EXERCISE BRIEF> Lift out each line of the data that holds "your".

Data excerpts

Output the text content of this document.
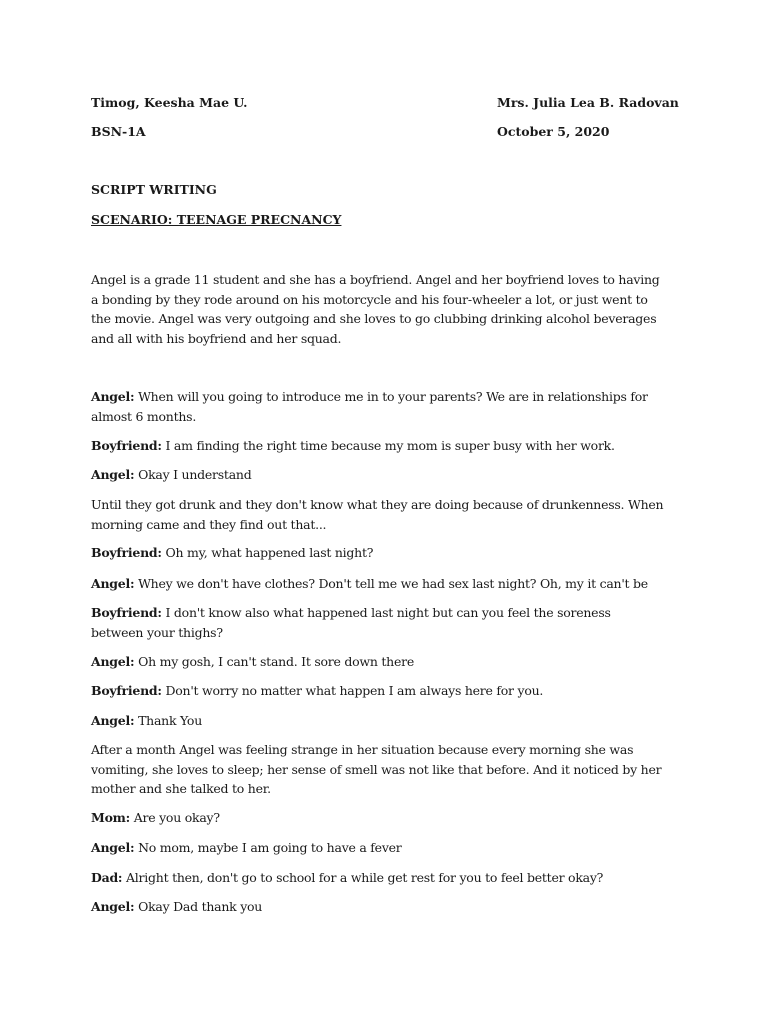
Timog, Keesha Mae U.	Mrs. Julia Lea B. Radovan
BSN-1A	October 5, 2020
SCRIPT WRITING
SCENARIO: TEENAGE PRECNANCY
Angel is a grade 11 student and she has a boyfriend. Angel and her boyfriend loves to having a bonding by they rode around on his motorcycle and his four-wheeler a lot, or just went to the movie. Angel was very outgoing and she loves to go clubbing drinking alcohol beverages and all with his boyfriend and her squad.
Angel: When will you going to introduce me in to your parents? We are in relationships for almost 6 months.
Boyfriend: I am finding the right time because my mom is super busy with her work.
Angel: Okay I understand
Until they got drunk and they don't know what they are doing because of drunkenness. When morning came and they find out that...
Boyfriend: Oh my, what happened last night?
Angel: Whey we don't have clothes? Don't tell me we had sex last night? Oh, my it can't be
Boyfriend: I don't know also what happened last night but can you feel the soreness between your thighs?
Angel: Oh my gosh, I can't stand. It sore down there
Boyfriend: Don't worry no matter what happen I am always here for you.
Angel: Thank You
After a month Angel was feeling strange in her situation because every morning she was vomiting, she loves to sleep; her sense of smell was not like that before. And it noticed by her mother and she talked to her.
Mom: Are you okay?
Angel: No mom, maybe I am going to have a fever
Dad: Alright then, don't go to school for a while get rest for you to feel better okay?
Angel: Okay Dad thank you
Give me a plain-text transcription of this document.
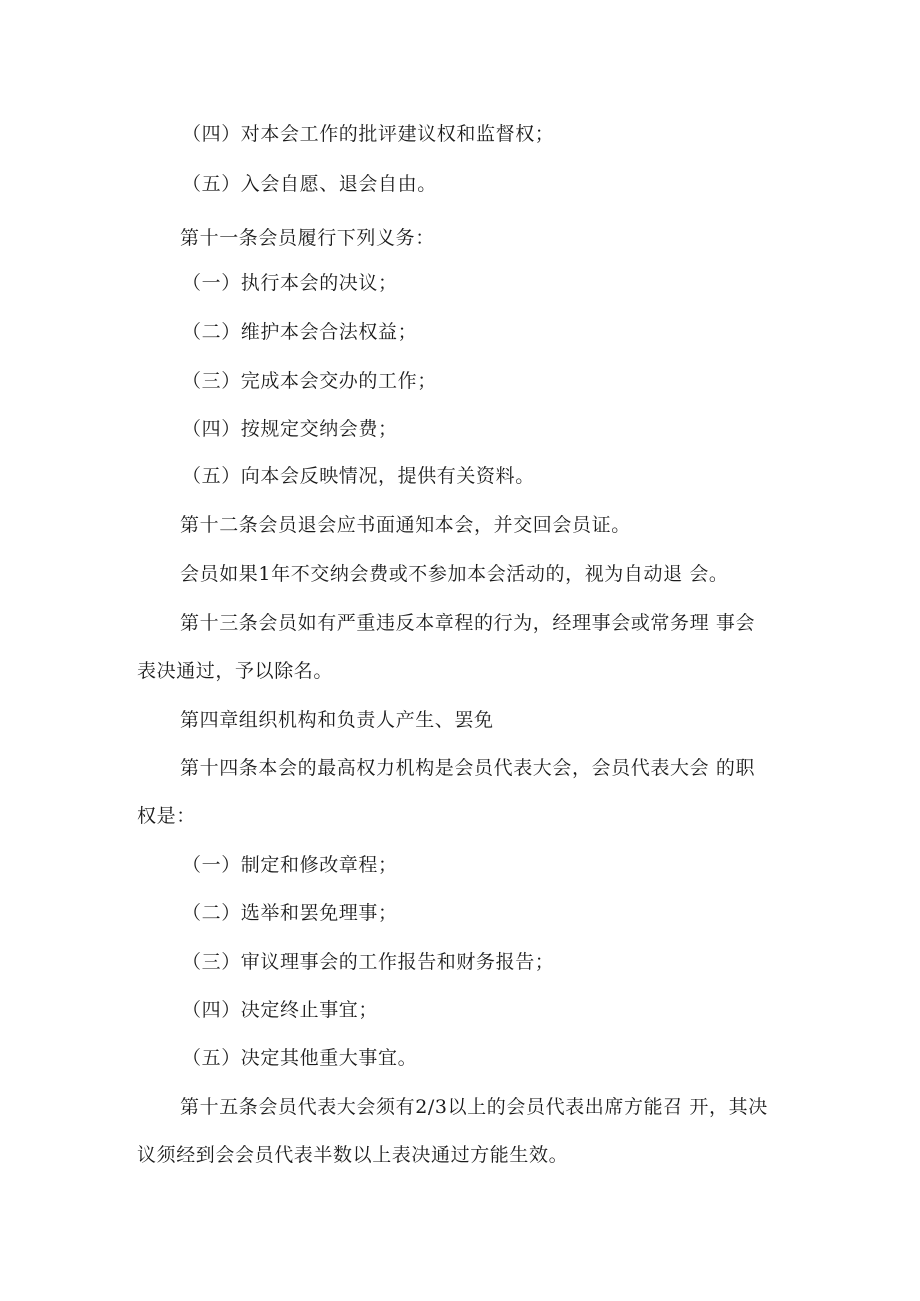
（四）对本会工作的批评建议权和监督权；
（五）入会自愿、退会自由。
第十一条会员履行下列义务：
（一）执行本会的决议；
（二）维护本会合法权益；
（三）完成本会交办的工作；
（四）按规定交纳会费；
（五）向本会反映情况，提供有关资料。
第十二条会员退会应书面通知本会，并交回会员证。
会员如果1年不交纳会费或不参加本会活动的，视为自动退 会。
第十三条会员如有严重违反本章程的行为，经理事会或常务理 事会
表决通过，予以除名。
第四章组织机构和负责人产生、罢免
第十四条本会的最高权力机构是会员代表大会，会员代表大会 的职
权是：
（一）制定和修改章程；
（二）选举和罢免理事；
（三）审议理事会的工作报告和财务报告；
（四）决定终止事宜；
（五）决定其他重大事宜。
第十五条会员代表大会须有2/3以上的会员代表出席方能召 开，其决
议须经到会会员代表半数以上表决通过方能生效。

EXERCISE ANSWER>
Angel: When will you going to introduce me in to your parents? We are in relationships for almost 6 months.
Boyfriend: I don't know also what happened last night but can you feel the soreness between your thighs?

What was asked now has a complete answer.